[Saved data entries]
----

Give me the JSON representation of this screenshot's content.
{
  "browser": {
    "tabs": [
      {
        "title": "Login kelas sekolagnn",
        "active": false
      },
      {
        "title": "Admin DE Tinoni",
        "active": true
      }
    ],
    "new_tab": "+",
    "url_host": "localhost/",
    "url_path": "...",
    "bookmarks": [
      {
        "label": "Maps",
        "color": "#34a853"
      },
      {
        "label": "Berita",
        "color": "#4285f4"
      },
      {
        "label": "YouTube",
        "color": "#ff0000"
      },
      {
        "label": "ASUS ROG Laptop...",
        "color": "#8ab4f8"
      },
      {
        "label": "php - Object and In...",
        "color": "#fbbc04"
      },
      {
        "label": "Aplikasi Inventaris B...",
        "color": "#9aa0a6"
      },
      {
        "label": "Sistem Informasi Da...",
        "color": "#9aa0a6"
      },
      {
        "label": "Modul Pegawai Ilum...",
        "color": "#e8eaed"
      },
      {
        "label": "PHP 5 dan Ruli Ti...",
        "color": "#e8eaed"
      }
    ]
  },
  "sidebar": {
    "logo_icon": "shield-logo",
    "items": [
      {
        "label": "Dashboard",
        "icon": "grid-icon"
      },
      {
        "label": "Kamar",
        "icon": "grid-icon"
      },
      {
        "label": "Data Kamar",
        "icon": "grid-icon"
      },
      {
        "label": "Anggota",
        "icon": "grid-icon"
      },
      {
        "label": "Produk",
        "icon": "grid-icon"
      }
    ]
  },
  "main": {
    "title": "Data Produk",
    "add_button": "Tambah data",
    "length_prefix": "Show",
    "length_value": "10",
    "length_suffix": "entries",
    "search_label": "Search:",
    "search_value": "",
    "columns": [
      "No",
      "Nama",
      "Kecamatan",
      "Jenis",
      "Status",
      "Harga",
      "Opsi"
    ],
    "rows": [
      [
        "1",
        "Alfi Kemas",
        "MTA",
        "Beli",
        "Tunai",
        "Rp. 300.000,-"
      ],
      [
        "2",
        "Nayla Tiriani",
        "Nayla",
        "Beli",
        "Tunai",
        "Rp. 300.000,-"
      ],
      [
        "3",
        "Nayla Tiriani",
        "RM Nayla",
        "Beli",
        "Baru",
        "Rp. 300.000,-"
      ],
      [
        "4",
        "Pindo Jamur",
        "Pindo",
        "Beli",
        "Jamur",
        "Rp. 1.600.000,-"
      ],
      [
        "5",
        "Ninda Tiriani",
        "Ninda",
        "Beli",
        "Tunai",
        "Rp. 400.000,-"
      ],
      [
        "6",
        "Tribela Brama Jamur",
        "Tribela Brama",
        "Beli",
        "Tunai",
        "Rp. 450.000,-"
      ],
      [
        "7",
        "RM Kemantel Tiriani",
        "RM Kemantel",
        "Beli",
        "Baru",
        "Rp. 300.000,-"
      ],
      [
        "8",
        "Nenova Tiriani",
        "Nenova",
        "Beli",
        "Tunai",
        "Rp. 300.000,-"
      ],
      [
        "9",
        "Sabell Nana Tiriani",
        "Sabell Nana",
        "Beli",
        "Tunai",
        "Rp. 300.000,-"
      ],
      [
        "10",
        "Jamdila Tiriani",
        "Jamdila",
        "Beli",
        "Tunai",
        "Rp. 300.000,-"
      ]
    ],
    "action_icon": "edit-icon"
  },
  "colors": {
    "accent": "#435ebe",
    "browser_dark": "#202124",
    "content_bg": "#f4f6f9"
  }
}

----

* _TASK DESCRIPTION_
The entries above must be returned in full, exactly as shown.

* _FULL ANSWER_
Give me the JSON representation of this screenshot's content.
{
  "browser": {
    "tabs": [
      {
        "title": "Login kelas sekolagnn",
        "active": false
      },
      {
        "title": "Admin DE Tinoni",
        "active": true
      }
    ],
    "new_tab": "+",
    "url_host": "localhost/",
    "url_path": "...",
    "bookmarks": [
      {
        "label": "Maps",
        "color": "#34a853"
      },
      {
        "label": "Berita",
        "color": "#4285f4"
      },
      {
        "label": "YouTube",
        "color": "#ff0000"
      },
      {
        "label": "ASUS ROG Laptop...",
        "color": "#8ab4f8"
      },
      {
        "label": "php - Object and In...",
        "color": "#fbbc04"
      },
      {
        "label": "Aplikasi Inventaris B...",
        "color": "#9aa0a6"
      },
      {
        "label": "Sistem Informasi Da...",
        "color": "#9aa0a6"
      },
      {
        "label": "Modul Pegawai Ilum...",
        "color": "#e8eaed"
      },
      {
        "label": "PHP 5 dan Ruli Ti...",
        "color": "#e8eaed"
      }
    ]
  },
  "sidebar": {
    "logo_icon": "shield-logo",
    "items": [
      {
        "label": "Dashboard",
        "icon": "grid-icon"
      },
      {
        "label": "Kamar",
        "icon": "grid-icon"
      },
      {
        "label": "Data Kamar",
        "icon": "grid-icon"
      },
      {
        "label": "Anggota",
        "icon": "grid-icon"
      },
      {
        "label": "Produk",
        "icon": "grid-icon"
      }
    ]
  },
  "main": {
    "title": "Data Produk",
    "add_button": "Tambah data",
    "length_prefix": "Show",
    "length_value": "10",
    "length_suffix": "entries",
    "search_label": "Search:",
    "search_value": "",
    "columns": [
      "No",
      "Nama",
      "Kecamatan",
      "Jenis",
      "Status",
      "Harga",
      "Opsi"
    ],
    "rows": [
      [
        "1",
        "Alfi Kemas",
        "MTA",
        "Beli",
        "Tunai",
        "Rp. 300.000,-"
      ],
      [
        "2",
        "Nayla Tiriani",
        "Nayla",
        "Beli",
        "Tunai",
        "Rp. 300.000,-"
      ],
      [
        "3",
        "Nayla Tiriani",
        "RM Nayla",
        "Beli",
        "Baru",
        "Rp. 300.000,-"
      ],
      [
        "4",
        "Pindo Jamur",
        "Pindo",
        "Beli",
        "Jamur",
        "Rp. 1.600.000,-"
      ],
      [
        "5",
        "Ninda Tiriani",
        "Ninda",
        "Beli",
        "Tunai",
        "Rp. 400.000,-"
      ],
      [
        "6",
        "Tribela Brama Jamur",
        "Tribela Brama",
        "Beli",
        "Tunai",
        "Rp. 450.000,-"
      ],
      [
        "7",
        "RM Kemantel Tiriani",
        "RM Kemantel",
        "Beli",
        "Baru",
        "Rp. 300.000,-"
      ],
      [
        "8",
        "Nenova Tiriani",
        "Nenova",
        "Beli",
        "Tunai",
        "Rp. 300.000,-"
      ],
      [
        "9",
        "Sabell Nana Tiriani",
        "Sabell Nana",
        "Beli",
        "Tunai",
        "Rp. 300.000,-"
      ],
      [
        "10",
        "Jamdila Tiriani",
        "Jamdila",
        "Beli",
        "Tunai",
        "Rp. 300.000,-"
      ]
    ],
    "action_icon": "edit-icon"
  },
  "colors": {
    "accent": "#435ebe",
    "browser_dark": "#202124",
    "content_bg": "#f4f6f9"
  }
}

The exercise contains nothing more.